◆ **What is required**
Check each line of the records below for the word "Autofocus" and copy those where it appears.

━━━━━━━━

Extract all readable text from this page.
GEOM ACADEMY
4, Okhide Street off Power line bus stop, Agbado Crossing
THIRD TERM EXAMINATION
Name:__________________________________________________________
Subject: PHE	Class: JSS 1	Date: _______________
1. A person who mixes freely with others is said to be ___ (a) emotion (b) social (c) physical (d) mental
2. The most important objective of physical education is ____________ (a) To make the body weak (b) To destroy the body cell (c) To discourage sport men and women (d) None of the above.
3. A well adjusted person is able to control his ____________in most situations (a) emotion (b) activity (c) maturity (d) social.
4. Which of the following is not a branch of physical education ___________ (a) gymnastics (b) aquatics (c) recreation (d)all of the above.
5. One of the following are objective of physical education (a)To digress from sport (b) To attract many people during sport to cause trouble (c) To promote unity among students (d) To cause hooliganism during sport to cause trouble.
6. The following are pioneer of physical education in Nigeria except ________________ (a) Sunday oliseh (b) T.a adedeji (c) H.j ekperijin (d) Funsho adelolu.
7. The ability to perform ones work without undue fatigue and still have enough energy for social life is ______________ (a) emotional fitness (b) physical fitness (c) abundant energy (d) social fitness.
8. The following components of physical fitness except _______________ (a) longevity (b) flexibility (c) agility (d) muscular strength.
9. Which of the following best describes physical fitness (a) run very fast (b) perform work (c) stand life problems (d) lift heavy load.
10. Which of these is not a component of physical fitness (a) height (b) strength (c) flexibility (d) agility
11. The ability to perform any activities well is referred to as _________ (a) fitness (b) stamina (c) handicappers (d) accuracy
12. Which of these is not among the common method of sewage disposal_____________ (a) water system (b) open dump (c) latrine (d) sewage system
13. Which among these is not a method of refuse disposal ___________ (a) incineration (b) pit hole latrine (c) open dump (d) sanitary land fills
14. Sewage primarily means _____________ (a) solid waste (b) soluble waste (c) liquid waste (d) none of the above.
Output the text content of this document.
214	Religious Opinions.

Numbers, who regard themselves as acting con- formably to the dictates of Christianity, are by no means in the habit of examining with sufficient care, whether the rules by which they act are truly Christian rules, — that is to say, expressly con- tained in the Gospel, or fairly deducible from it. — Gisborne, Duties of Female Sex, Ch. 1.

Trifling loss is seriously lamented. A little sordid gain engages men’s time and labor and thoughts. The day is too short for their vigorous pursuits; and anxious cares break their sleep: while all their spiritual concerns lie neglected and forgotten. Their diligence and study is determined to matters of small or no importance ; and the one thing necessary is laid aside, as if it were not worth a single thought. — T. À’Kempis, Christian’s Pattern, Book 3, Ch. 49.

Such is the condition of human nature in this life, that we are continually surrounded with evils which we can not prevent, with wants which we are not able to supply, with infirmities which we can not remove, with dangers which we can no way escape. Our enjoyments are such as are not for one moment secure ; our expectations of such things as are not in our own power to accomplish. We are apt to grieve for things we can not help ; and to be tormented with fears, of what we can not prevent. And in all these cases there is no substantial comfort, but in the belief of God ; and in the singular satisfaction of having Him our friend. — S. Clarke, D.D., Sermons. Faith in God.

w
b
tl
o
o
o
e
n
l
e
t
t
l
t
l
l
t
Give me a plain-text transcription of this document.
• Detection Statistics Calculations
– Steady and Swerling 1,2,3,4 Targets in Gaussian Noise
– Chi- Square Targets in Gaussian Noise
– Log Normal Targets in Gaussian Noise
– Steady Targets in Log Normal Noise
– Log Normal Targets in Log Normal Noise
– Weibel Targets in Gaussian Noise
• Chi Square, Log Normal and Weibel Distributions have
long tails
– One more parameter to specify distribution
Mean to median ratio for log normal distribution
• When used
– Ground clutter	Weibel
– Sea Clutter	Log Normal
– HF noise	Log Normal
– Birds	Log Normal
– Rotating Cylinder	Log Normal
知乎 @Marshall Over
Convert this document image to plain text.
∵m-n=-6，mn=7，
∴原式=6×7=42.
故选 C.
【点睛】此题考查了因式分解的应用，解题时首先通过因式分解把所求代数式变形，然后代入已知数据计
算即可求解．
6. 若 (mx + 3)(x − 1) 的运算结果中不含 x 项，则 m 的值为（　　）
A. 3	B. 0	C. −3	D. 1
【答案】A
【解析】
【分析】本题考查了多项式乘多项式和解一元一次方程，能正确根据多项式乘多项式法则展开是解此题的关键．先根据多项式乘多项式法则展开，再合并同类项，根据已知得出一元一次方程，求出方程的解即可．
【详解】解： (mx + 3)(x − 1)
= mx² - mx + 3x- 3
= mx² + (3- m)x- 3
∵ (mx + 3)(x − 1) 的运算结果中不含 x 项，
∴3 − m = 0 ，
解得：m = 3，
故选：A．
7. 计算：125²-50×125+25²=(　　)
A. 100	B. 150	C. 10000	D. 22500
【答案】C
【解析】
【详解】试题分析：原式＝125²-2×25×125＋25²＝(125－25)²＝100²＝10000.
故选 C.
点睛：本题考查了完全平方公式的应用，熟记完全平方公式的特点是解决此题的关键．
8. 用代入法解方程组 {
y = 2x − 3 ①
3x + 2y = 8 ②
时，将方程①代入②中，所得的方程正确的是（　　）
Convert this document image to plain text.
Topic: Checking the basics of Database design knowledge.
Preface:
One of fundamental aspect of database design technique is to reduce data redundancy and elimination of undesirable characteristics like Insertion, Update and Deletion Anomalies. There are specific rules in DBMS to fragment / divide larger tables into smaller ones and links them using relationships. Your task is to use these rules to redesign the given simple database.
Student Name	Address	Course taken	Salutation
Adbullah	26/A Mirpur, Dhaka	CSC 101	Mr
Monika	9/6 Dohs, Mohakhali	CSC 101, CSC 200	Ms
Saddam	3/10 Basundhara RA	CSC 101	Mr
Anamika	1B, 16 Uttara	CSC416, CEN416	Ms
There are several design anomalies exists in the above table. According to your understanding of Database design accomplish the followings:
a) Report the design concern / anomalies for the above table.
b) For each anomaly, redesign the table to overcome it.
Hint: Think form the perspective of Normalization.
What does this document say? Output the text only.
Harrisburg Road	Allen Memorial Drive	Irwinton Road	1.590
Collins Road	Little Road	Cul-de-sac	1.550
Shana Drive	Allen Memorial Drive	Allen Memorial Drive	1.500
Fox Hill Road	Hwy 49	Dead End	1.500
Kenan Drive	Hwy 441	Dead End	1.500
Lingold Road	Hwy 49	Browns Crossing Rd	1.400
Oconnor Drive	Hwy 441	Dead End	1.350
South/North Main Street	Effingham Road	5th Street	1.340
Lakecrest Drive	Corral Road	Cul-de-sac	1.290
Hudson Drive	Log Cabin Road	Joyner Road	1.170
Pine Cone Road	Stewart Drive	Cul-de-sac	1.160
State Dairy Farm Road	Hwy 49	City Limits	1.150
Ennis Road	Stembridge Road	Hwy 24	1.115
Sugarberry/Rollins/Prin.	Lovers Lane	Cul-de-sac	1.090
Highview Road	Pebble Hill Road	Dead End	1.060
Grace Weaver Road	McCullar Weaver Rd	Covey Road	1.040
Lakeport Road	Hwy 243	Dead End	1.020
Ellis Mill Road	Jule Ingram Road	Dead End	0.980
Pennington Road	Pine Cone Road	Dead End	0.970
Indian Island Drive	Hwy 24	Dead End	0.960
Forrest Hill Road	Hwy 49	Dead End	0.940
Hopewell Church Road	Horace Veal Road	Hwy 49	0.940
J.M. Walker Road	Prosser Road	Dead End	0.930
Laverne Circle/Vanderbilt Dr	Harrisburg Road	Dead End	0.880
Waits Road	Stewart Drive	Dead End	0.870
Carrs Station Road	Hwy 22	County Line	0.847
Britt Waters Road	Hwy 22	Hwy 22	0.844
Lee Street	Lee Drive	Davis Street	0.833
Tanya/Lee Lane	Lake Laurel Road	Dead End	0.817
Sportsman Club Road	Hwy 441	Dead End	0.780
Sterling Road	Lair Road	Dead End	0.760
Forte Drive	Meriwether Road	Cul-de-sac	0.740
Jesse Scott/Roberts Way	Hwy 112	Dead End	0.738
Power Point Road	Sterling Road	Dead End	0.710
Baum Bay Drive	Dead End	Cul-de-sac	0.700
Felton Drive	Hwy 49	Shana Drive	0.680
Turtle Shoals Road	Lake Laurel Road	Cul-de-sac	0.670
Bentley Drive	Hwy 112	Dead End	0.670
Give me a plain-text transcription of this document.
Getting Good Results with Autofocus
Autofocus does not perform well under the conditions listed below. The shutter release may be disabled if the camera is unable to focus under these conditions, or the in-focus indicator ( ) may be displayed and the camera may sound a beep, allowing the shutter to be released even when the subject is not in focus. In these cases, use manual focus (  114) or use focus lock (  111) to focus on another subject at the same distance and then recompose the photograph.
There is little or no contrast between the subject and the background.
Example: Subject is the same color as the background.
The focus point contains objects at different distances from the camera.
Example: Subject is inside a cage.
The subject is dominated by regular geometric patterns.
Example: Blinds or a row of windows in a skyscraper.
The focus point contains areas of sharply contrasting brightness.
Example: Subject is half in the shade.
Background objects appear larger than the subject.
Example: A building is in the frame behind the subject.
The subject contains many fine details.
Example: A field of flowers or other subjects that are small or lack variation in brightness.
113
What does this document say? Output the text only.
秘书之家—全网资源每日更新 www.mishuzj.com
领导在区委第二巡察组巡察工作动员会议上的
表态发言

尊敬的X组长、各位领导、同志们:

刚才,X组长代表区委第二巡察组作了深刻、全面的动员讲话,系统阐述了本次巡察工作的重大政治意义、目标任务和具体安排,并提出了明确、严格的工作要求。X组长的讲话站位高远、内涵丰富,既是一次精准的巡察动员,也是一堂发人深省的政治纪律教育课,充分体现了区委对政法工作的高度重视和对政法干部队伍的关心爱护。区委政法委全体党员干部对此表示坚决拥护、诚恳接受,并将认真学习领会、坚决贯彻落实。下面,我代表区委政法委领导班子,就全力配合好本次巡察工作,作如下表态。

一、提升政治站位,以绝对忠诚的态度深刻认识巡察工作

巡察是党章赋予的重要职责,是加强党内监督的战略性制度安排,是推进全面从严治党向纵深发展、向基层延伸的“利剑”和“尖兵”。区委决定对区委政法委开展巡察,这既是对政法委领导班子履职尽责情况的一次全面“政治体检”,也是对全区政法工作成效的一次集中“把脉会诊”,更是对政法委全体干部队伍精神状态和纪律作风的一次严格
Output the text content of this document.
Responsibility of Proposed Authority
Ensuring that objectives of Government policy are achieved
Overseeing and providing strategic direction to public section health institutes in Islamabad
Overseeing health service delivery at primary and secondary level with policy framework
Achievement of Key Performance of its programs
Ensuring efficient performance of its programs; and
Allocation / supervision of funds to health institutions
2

━━━━━━━━

◆ **Result of the exercise**
Getting Good Results with Autofocus
Autofocus does not perform well under the conditions listed below. The shutter release may be disabled if the camera is unable to focus under these conditions, or the in-focus indicator ( ) may be displayed and the camera may sound a beep, allowing the shutter to be released even when the subject is not in focus. In these cases, use manual focus (  114) or use focus lock (  111) to focus on another subject at the same distance and then recompose the photograph.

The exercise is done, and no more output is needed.